_To do_
Your answer should be each line of the entries that contains the word "điểm", copied in full.

_Information supplied_
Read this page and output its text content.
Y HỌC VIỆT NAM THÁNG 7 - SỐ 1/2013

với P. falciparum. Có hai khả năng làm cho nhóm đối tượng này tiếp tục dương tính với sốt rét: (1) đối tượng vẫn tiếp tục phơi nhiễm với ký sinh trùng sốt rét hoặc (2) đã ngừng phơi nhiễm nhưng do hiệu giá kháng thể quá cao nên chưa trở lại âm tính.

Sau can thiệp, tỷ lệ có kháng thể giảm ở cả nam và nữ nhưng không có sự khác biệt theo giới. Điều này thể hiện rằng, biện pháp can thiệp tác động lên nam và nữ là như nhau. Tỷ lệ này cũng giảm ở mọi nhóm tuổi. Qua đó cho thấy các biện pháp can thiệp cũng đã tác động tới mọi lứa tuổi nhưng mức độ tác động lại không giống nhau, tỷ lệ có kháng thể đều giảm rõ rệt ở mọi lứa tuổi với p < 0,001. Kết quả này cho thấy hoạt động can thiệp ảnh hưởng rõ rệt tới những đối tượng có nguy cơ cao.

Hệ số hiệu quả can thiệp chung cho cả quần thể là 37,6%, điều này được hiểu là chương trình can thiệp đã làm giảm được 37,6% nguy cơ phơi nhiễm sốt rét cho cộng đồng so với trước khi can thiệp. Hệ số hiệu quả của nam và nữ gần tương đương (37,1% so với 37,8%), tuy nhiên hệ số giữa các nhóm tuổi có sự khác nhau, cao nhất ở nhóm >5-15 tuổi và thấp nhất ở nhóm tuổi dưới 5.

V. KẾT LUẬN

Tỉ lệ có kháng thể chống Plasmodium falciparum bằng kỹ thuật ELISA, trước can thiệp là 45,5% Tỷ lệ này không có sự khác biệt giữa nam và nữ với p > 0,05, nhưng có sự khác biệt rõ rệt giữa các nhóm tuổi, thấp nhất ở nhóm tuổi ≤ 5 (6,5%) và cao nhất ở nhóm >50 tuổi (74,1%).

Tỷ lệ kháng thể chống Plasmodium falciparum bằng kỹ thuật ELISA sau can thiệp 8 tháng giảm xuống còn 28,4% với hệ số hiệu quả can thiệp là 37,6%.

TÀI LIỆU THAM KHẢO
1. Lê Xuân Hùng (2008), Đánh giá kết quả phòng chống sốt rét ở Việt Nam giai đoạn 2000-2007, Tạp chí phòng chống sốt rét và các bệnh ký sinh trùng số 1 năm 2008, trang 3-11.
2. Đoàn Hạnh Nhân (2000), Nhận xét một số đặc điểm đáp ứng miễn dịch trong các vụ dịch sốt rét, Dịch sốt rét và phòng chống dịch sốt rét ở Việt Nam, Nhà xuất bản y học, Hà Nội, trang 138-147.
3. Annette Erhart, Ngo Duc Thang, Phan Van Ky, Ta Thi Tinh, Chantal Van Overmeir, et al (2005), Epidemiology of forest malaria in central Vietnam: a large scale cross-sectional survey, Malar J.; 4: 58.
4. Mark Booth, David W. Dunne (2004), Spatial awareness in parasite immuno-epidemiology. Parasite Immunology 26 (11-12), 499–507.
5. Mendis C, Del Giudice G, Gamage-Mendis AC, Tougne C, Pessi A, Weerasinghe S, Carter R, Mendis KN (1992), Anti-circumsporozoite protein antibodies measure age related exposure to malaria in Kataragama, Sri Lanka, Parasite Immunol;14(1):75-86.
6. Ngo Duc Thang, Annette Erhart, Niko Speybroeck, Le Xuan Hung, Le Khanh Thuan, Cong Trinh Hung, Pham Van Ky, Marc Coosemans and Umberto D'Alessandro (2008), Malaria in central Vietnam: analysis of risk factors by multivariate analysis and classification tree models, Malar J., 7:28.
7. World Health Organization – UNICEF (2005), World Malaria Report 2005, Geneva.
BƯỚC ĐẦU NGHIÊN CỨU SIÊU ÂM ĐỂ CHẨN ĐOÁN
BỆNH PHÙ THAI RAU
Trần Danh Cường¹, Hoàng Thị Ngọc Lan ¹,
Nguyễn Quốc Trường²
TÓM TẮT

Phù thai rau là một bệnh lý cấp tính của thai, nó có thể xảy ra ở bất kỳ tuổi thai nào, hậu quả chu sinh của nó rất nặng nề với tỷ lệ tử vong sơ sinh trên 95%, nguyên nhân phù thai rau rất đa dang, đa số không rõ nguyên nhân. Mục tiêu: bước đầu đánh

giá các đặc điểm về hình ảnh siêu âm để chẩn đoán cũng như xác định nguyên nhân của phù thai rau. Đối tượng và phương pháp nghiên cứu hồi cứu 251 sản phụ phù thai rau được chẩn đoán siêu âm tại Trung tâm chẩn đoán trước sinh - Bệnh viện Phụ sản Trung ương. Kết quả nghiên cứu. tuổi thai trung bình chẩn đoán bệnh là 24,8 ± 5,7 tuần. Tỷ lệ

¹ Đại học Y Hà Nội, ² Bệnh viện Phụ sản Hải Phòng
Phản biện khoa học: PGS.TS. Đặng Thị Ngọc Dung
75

_Response box_
2. Đoàn Hạnh Nhân (2000), Nhận xét một số đặc điểm đáp ứng miễn dịch trong các vụ dịch sốt rét, Dịch sốt rét và phòng chống dịch sốt rét ở Việt Nam, Nhà xuất bản y học, Hà Nội, trang 138-147.
giá các đặc điểm về hình ảnh siêu âm để chẩn đoán cũng như xác định nguyên nhân của phù thai rau. Đối tượng và phương pháp nghiên cứu hồi cứu 251 sản phụ phù thai rau được chẩn đoán siêu âm tại Trung tâm chẩn đoán trước sinh - Bệnh viện Phụ sản Trung ương. Kết quả nghiên cứu. tuổi thai trung bình chẩn đoán bệnh là 24,8 ± 5,7 tuần. Tỷ lệ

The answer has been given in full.